>> begin PROVIDED ENTRIES

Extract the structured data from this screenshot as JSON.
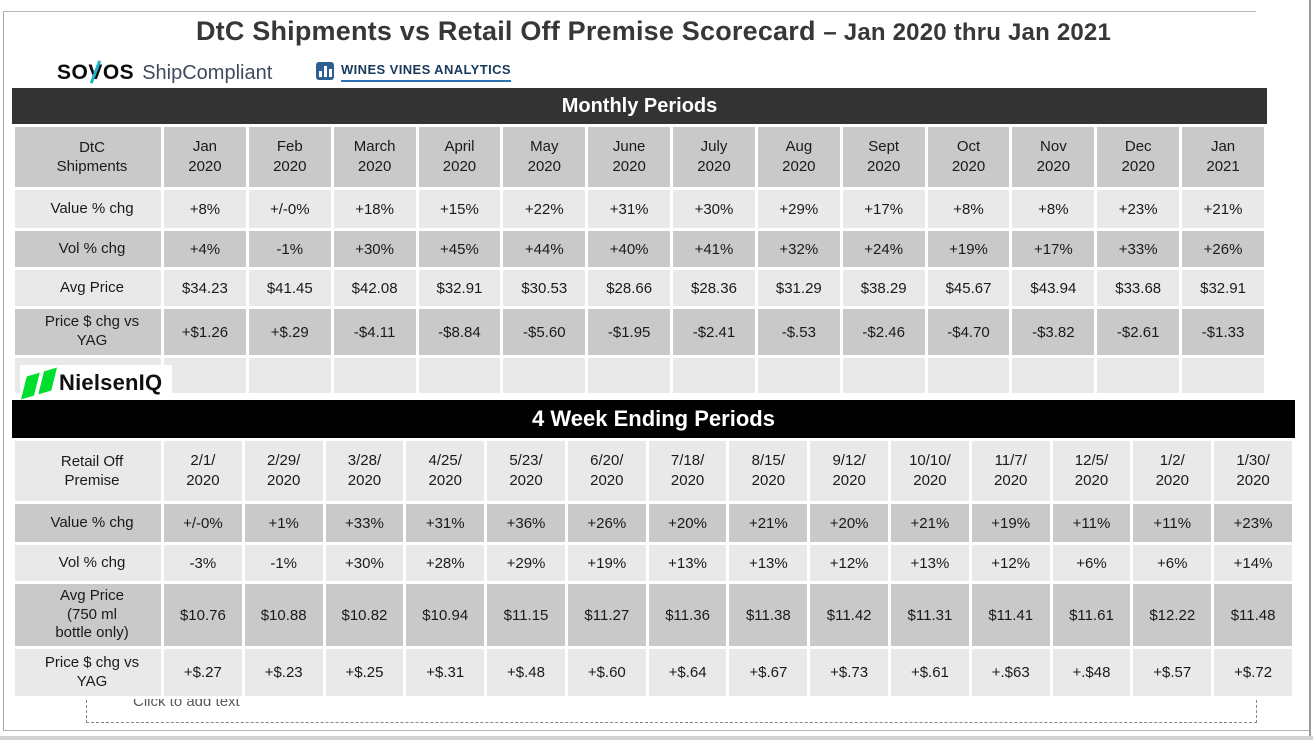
{
  "page": {
    "title_main": "DtC Shipments vs Retail Off Premise Scorecard",
    "title_range": "– Jan 2020 thru Jan 2021"
  },
  "logos": {
    "sovos": {
      "brand": "SOVOS",
      "product": "ShipCompliant",
      "accent": "#1fb3cb"
    },
    "wines_vines": {
      "text": "WINES VINES ANALYTICS",
      "color": "#1a3a5c",
      "icon_bg": "#2d5f91"
    },
    "nielsen": {
      "text": "NielsenIQ",
      "green": "#00df2e"
    }
  },
  "colors": {
    "cell_dark": "#c9c9c9",
    "cell_light": "#e9e9e9",
    "band1_bg": "#333333",
    "band2_bg": "#000000"
  },
  "sections": [
    {
      "band_label": "Monthly Periods",
      "header_shade": "dark",
      "table": {
        "corner_label": "DtC\nShipments",
        "columns": [
          "Jan\n2020",
          "Feb\n2020",
          "March\n2020",
          "April\n2020",
          "May\n2020",
          "June\n2020",
          "July\n2020",
          "Aug\n2020",
          "Sept\n2020",
          "Oct\n2020",
          "Nov\n2020",
          "Dec\n2020",
          "Jan\n2021"
        ],
        "rows": [
          {
            "label": "Value % chg",
            "values": [
              "+8%",
              "+/-0%",
              "+18%",
              "+15%",
              "+22%",
              "+31%",
              "+30%",
              "+29%",
              "+17%",
              "+8%",
              "+8%",
              "+23%",
              "+21%"
            ]
          },
          {
            "label": "Vol % chg",
            "values": [
              "+4%",
              "-1%",
              "+30%",
              "+45%",
              "+44%",
              "+40%",
              "+41%",
              "+32%",
              "+24%",
              "+19%",
              "+17%",
              "+33%",
              "+26%"
            ]
          },
          {
            "label": "Avg Price",
            "values": [
              "$34.23",
              "$41.45",
              "$42.08",
              "$32.91",
              "$30.53",
              "$28.66",
              "$28.36",
              "$31.29",
              "$38.29",
              "$45.67",
              "$43.94",
              "$33.68",
              "$32.91"
            ]
          },
          {
            "label": "Price $ chg vs\nYAG",
            "values": [
              "+$1.26",
              "+$.29",
              "-$4.11",
              "-$8.84",
              "-$5.60",
              "-$1.95",
              "-$2.41",
              "-$.53",
              "-$2.46",
              "-$4.70",
              "-$3.82",
              "-$2.61",
              "-$1.33"
            ]
          },
          {
            "label": "",
            "values": [
              "",
              "",
              "",
              "",
              "",
              "",
              "",
              "",
              "",
              "",
              "",
              "",
              ""
            ]
          }
        ]
      }
    },
    {
      "band_label": "4 Week Ending Periods",
      "header_shade": "light",
      "table": {
        "corner_label": "Retail Off\nPremise",
        "columns": [
          "2/1/\n2020",
          "2/29/\n2020",
          "3/28/\n2020",
          "4/25/\n2020",
          "5/23/\n2020",
          "6/20/\n2020",
          "7/18/\n2020",
          "8/15/\n2020",
          "9/12/\n2020",
          "10/10/\n2020",
          "11/7/\n2020",
          "12/5/\n2020",
          "1/2/\n2020",
          "1/30/\n2020"
        ],
        "rows": [
          {
            "label": "Value % chg",
            "values": [
              "+/-0%",
              "+1%",
              "+33%",
              "+31%",
              "+36%",
              "+26%",
              "+20%",
              "+21%",
              "+20%",
              "+21%",
              "+19%",
              "+11%",
              "+11%",
              "+23%"
            ]
          },
          {
            "label": "Vol % chg",
            "values": [
              "-3%",
              "-1%",
              "+30%",
              "+28%",
              "+29%",
              "+19%",
              "+13%",
              "+13%",
              "+12%",
              "+13%",
              "+12%",
              "+6%",
              "+6%",
              "+14%"
            ]
          },
          {
            "label": "Avg Price\n(750 ml\nbottle only)",
            "values": [
              "$10.76",
              "$10.88",
              "$10.82",
              "$10.94",
              "$11.15",
              "$11.27",
              "$11.36",
              "$11.38",
              "$11.42",
              "$11.31",
              "$11.41",
              "$11.61",
              "$12.22",
              "$11.48"
            ]
          },
          {
            "label": "Price $ chg vs\nYAG",
            "values": [
              "+$.27",
              "+$.23",
              "+$.25",
              "+$.31",
              "+$.48",
              "+$.60",
              "+$.64",
              "+$.67",
              "+$.73",
              "+$.61",
              "+.$63",
              "+.$48",
              "+$.57",
              "+$.72"
            ]
          }
        ]
      }
    }
  ],
  "placeholder": {
    "text": "Click to add text"
  }
}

>> end PROVIDED ENTRIES

(EXERCISE DIRECTIONS):
Transcribe every entry word for word, but omit the pictures.

(WRITTEN REPLY):
Extract the structured data from this screenshot as JSON.
{
  "page": {
    "title_main": "DtC Shipments vs Retail Off Premise Scorecard",
    "title_range": "– Jan 2020 thru Jan 2021"
  },
  "logos": {
    "sovos": {
      "brand": "SOVOS",
      "product": "ShipCompliant",
      "accent": "#1fb3cb"
    },
    "wines_vines": {
      "text": "WINES VINES ANALYTICS",
      "color": "#1a3a5c",
      "icon_bg": "#2d5f91"
    },
    "nielsen": {
      "text": "NielsenIQ",
      "green": "#00df2e"
    }
  },
  "colors": {
    "cell_dark": "#c9c9c9",
    "cell_light": "#e9e9e9",
    "band1_bg": "#333333",
    "band2_bg": "#000000"
  },
  "sections": [
    {
      "band_label": "Monthly Periods",
      "header_shade": "dark",
      "table": {
        "corner_label": "DtC\nShipments",
        "columns": [
          "Jan\n2020",
          "Feb\n2020",
          "March\n2020",
          "April\n2020",
          "May\n2020",
          "June\n2020",
          "July\n2020",
          "Aug\n2020",
          "Sept\n2020",
          "Oct\n2020",
          "Nov\n2020",
          "Dec\n2020",
          "Jan\n2021"
        ],
        "rows": [
          {
            "label": "Value % chg",
            "values": [
              "+8%",
              "+/-0%",
              "+18%",
              "+15%",
              "+22%",
              "+31%",
              "+30%",
              "+29%",
              "+17%",
              "+8%",
              "+8%",
              "+23%",
              "+21%"
            ]
          },
          {
            "label": "Vol % chg",
            "values": [
              "+4%",
              "-1%",
              "+30%",
              "+45%",
              "+44%",
              "+40%",
              "+41%",
              "+32%",
              "+24%",
              "+19%",
              "+17%",
              "+33%",
              "+26%"
            ]
          },
          {
            "label": "Avg Price",
            "values": [
              "$34.23",
              "$41.45",
              "$42.08",
              "$32.91",
              "$30.53",
              "$28.66",
              "$28.36",
              "$31.29",
              "$38.29",
              "$45.67",
              "$43.94",
              "$33.68",
              "$32.91"
            ]
          },
          {
            "label": "Price $ chg vs\nYAG",
            "values": [
              "+$1.26",
              "+$.29",
              "-$4.11",
              "-$8.84",
              "-$5.60",
              "-$1.95",
              "-$2.41",
              "-$.53",
              "-$2.46",
              "-$4.70",
              "-$3.82",
              "-$2.61",
              "-$1.33"
            ]
          },
          {
            "label": "",
            "values": [
              "",
              "",
              "",
              "",
              "",
              "",
              "",
              "",
              "",
              "",
              "",
              "",
              ""
            ]
          }
        ]
      }
    },
    {
      "band_label": "4 Week Ending Periods",
      "header_shade": "light",
      "table": {
        "corner_label": "Retail Off\nPremise",
        "columns": [
          "2/1/\n2020",
          "2/29/\n2020",
          "3/28/\n2020",
          "4/25/\n2020",
          "5/23/\n2020",
          "6/20/\n2020",
          "7/18/\n2020",
          "8/15/\n2020",
          "9/12/\n2020",
          "10/10/\n2020",
          "11/7/\n2020",
          "12/5/\n2020",
          "1/2/\n2020",
          "1/30/\n2020"
        ],
        "rows": [
          {
            "label": "Value % chg",
            "values": [
              "+/-0%",
              "+1%",
              "+33%",
              "+31%",
              "+36%",
              "+26%",
              "+20%",
              "+21%",
              "+20%",
              "+21%",
              "+19%",
              "+11%",
              "+11%",
              "+23%"
            ]
          },
          {
            "label": "Vol % chg",
            "values": [
              "-3%",
              "-1%",
              "+30%",
              "+28%",
              "+29%",
              "+19%",
              "+13%",
              "+13%",
              "+12%",
              "+13%",
              "+12%",
              "+6%",
              "+6%",
              "+14%"
            ]
          },
          {
            "label": "Avg Price\n(750 ml\nbottle only)",
            "values": [
              "$10.76",
              "$10.88",
              "$10.82",
              "$10.94",
              "$11.15",
              "$11.27",
              "$11.36",
              "$11.38",
              "$11.42",
              "$11.31",
              "$11.41",
              "$11.61",
              "$12.22",
              "$11.48"
            ]
          },
          {
            "label": "Price $ chg vs\nYAG",
            "values": [
              "+$.27",
              "+$.23",
              "+$.25",
              "+$.31",
              "+$.48",
              "+$.60",
              "+$.64",
              "+$.67",
              "+$.73",
              "+$.61",
              "+.$63",
              "+.$48",
              "+$.57",
              "+$.72"
            ]
          }
        ]
      }
    }
  ],
  "placeholder": {
    "text": "Click to add text"
  }
}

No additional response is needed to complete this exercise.